>>

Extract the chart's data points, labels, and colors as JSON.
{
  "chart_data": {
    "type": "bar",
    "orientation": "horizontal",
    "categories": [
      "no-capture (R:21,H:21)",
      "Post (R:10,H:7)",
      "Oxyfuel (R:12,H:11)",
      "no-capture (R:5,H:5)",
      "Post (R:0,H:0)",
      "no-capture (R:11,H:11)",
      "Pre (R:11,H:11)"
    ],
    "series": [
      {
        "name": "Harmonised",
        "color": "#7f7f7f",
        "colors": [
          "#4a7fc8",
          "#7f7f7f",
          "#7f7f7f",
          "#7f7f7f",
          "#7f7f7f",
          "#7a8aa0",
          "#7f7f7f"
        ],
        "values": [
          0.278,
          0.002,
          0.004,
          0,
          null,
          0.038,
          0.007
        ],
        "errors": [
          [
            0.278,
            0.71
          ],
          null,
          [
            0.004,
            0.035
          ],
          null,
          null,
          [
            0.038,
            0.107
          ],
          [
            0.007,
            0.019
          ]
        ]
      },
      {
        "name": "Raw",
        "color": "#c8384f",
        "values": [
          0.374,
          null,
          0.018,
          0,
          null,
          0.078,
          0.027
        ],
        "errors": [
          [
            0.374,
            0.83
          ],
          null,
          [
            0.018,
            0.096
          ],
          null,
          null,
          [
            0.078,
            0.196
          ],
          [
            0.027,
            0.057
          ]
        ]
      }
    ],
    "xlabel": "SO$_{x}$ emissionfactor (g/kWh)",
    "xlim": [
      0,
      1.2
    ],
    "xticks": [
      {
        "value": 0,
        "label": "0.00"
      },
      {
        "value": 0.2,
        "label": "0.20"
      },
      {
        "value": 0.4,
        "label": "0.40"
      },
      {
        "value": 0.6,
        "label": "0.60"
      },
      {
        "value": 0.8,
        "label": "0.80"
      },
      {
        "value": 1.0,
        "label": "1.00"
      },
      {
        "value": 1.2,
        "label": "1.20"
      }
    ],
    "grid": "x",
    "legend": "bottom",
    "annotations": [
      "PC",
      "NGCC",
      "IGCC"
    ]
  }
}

<<
>>

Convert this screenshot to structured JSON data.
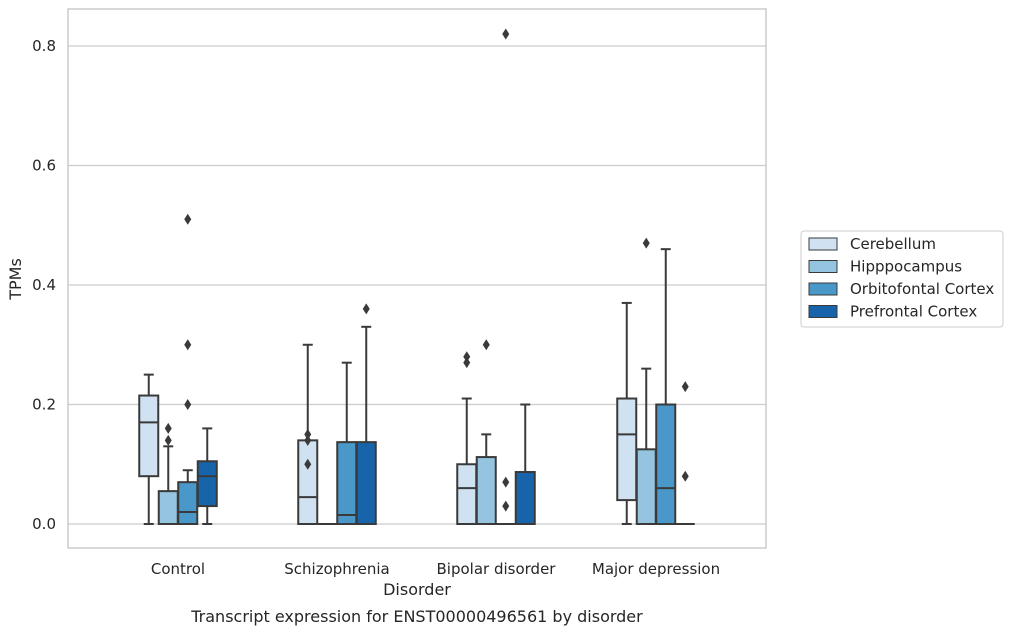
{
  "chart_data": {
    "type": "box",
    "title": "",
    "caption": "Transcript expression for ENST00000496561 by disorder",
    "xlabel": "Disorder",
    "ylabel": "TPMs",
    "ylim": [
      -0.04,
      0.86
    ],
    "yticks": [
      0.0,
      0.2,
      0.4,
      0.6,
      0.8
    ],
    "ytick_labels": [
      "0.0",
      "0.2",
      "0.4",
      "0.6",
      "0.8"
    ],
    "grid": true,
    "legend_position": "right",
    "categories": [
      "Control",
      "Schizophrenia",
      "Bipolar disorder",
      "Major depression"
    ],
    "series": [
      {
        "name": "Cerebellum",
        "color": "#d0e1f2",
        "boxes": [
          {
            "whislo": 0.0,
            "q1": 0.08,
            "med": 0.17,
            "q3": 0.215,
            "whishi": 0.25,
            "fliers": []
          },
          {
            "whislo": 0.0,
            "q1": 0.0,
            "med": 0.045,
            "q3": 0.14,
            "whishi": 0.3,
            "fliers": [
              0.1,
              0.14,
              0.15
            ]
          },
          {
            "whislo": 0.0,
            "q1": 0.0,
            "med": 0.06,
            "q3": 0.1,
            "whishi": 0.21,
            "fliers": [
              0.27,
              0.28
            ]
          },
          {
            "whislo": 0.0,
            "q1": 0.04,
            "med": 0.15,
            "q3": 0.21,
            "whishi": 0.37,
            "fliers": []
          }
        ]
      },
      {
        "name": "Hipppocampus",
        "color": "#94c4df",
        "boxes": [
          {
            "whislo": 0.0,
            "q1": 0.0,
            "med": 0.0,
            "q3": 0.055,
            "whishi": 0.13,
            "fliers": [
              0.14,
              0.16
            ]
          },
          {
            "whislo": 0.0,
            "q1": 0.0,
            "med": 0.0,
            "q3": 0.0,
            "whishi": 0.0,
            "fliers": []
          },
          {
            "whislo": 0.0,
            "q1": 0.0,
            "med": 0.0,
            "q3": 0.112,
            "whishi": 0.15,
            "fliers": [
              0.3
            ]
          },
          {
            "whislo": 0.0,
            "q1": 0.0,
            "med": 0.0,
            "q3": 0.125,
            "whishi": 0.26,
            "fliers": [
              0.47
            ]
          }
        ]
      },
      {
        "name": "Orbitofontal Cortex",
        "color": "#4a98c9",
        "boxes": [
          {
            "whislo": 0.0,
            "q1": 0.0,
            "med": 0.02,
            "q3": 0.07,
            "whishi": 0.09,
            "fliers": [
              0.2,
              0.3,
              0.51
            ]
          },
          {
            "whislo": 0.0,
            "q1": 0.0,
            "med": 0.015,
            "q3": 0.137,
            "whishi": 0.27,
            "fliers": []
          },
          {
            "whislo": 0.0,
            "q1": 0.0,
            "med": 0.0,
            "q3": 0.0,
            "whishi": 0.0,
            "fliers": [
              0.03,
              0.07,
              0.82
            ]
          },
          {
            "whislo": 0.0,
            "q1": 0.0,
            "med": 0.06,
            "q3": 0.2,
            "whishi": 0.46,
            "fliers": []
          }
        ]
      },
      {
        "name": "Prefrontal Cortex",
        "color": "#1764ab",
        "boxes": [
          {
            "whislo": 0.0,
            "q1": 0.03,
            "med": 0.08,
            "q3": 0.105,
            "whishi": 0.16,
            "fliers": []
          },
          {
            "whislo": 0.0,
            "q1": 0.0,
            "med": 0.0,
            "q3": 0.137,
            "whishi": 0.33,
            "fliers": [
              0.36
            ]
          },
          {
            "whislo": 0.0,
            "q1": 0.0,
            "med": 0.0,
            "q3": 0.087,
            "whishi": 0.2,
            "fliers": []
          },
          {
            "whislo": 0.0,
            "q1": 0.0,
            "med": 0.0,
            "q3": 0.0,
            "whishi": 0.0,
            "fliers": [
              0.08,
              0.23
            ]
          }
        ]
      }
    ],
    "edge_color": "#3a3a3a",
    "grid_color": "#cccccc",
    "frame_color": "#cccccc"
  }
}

<<

Using the records above, find and show each line with the string "xlabel".

    "xlabel": "SO$_{x}$ emissionfactor (g/kWh)",
    "xlabel": "Disorder",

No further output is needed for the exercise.